*TUGAS*. Tulis ulang bagian artikel tentang Didi Kempot yang diawali dengan kata-kata "Fenomena ini tentunya" dan diakhiri dengan "hingga Feel Koplo.", lalu ganti "pendengar muda" dengan "pendengar remaja".

*DOKUMEN SUMBER*.
......

JAKARTA,EDELWEISNEWS.COM – LORD Didi begitulah sebutan Didi Kempot dari para millennial. Musisi campursari itu bangkit lagi jadi idola anak muda. Sebutan lain baginya adalah the Godfather of Broken Heart, sementara para penggemarnya menamakan diri sebagai Sadbois dan Sadgirl.
Salah satu penggemar garis keras itu adalah Gofar Hilman, penyiar radio Hard Rock FM. Gofar yang punya konten Ngobam (Ngobrol Bareng Musisi) di akun Youtube membuat edisi off-air khusus bagi Didi Kempot di Solo, Minggu (14/7). Acara itu jadi trending yang sekaligus makin meluaskan fenomena Lord Didi.
Fenomena ini tentunya membuat kegembiraan karena menunjukkan optimisme bagi musik-musik Tanah Air di era digital. Di sisi lain, fenomena ini sesungguhnya bukan baru.
Sebelum Didi Kempot, sudah ada Orkes Musik Pengantar Minum Racun (O.M. PMR) yang pernah mencicipi manisnya didatangi pendengar muda. Selain itu ada pula NDX AKA, grup musik hip hop Jawa, hingga Feel Koplo.
Maka kita pun diingatkan jika rentang selera musik millennial begitu luasnya. Dari Rich Brian hingga Didi Kempot bisa digilai. Pertanyaannya kemudian bagaimana musik-musik yang semula dianggap norak itu bisa bangkit menyodok? Alamiahkah atau butuh sentuhan khusus?
Kiki Aulia (Ucup) program director Synchronize Festival, suatu festival musik yang menggabungkan semua genre dan diisi oleh musisi-musisi asal Indonesia, punya pendapat tersendiri. Tahun ini Synchronize memasuki helatan tahun keempatnya. Ucup pernah mengundang raja dangdut Rhoma Irama, lalu kelompok kasidah asal Semarang Nasida Ria, NDX AKA, Feel Koplo, dan Jamrud yang menurutnya menjadi band paling banyak ditonton sepanjang sejarah Synchronize.
Ucup menilai fenomena naiknya Didi Kempot, sosok yang tak terpisahkan dari campursari ini ialah sebab faktor kebosanan atas segala tren yang memuncak. The Godfather of Brokenheart itu jadi alternatif setelah para pendengar musik bosan dengan semua yang sudah mereka rasakan sensasinya.

......

*KUMPULAN ITEM*.
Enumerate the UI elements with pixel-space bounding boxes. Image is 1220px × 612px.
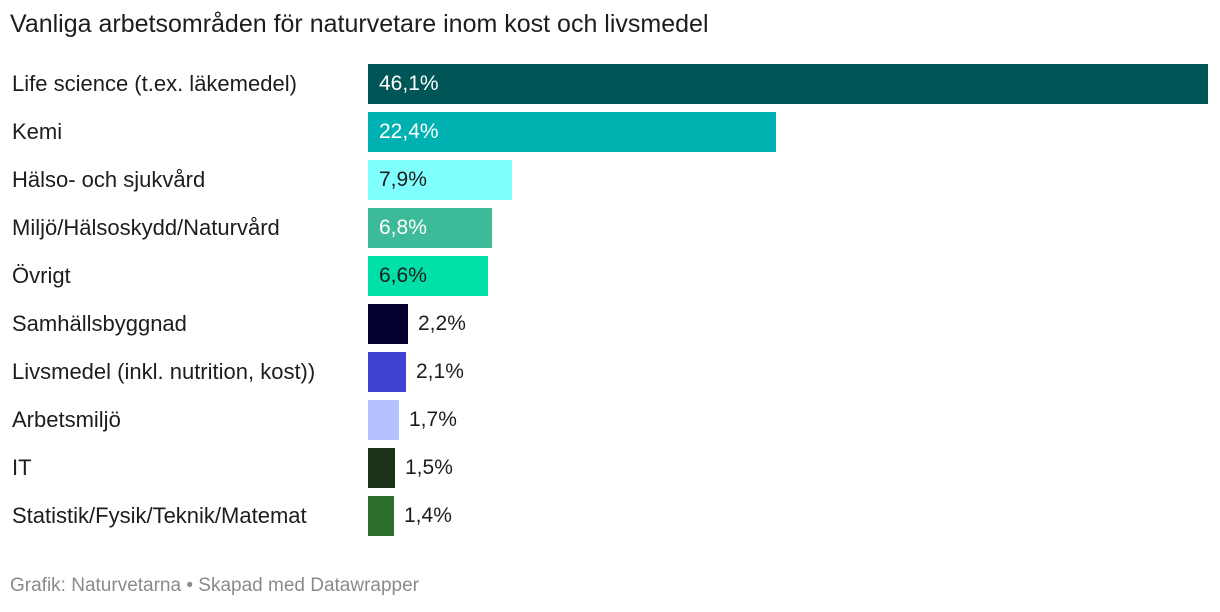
value-label: 6,6%	[379, 264, 427, 287]
bar	[368, 160, 512, 200]
category-label: Hälso- och sjukvård	[12, 167, 206, 192]
bar	[368, 448, 395, 488]
category-label: Kemi	[12, 119, 63, 144]
bar	[368, 208, 492, 248]
bar-row: Life science (t.ex. läkemedel) 46,1%	[0, 64, 1220, 104]
category-label: IT	[12, 455, 32, 480]
category-label: Miljö/Hälsoskydd/Naturvård	[12, 215, 280, 240]
bar-row: Arbetsmiljö 1,7%	[0, 400, 1220, 440]
chart-footer: Grafik: Naturvetarna • Skapad med Datawr…	[10, 575, 420, 596]
value-label: 2,2%	[418, 312, 466, 335]
value-label: 1,5%	[405, 456, 453, 479]
value-label: 6,8%	[379, 216, 427, 239]
value-label: 7,9%	[379, 168, 427, 191]
chart-title: Vanliga arbetsområden för naturvetare in…	[10, 10, 709, 38]
bar-row: Statistik/Fysik/Teknik/Matemat 1,4%	[0, 496, 1220, 536]
category-label: Livsmedel (inkl. nutrition, kost))	[12, 359, 316, 384]
bar-row: Övrigt 6,6%	[0, 256, 1220, 296]
value-label: 1,4%	[404, 504, 452, 527]
bar	[368, 112, 776, 152]
value-label: 22,4%	[379, 120, 439, 143]
category-label: Life science (t.ex. läkemedel)	[12, 71, 297, 96]
bar-row: Samhällsbyggnad 2,2%	[0, 304, 1220, 344]
bar-row: Kemi 22,4%	[0, 112, 1220, 152]
bar-row: Hälso- och sjukvård 7,9%	[0, 160, 1220, 200]
bar-row: Miljö/Hälsoskydd/Naturvård 6,8%	[0, 208, 1220, 248]
bar-row: IT 1,5%	[0, 448, 1220, 488]
bar	[368, 496, 394, 536]
bar	[368, 352, 406, 392]
bar	[368, 64, 1208, 104]
bar	[368, 256, 488, 296]
value-label: 1,7%	[409, 408, 457, 431]
bar	[368, 304, 408, 344]
bar	[368, 400, 399, 440]
category-label: Övrigt	[12, 263, 71, 288]
category-label: Arbetsmiljö	[12, 407, 121, 432]
value-label: 46,1%	[379, 72, 439, 95]
category-label: Statistik/Fysik/Teknik/Matemat	[12, 503, 307, 528]
value-label: 2,1%	[416, 360, 464, 383]
category-label: Samhällsbyggnad	[12, 311, 187, 336]
bar-row: Livsmedel (inkl. nutrition, kost)) 2,1%	[0, 352, 1220, 392]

......

*HASIL LATIHAN*.
Fenomena ini tentunya membuat kegembiraan karena menunjukkan optimisme bagi musik-musik Tanah Air di era digital. Di sisi lain, fenomena ini sesungguhnya bukan baru.
Sebelum Didi Kempot, sudah ada Orkes Musik Pengantar Minum Racun (O.M. PMR) yang pernah mencicipi manisnya didatangi pendengar remaja. Selain itu ada pula NDX AKA, grup musik hip hop Jawa, hingga Feel Koplo.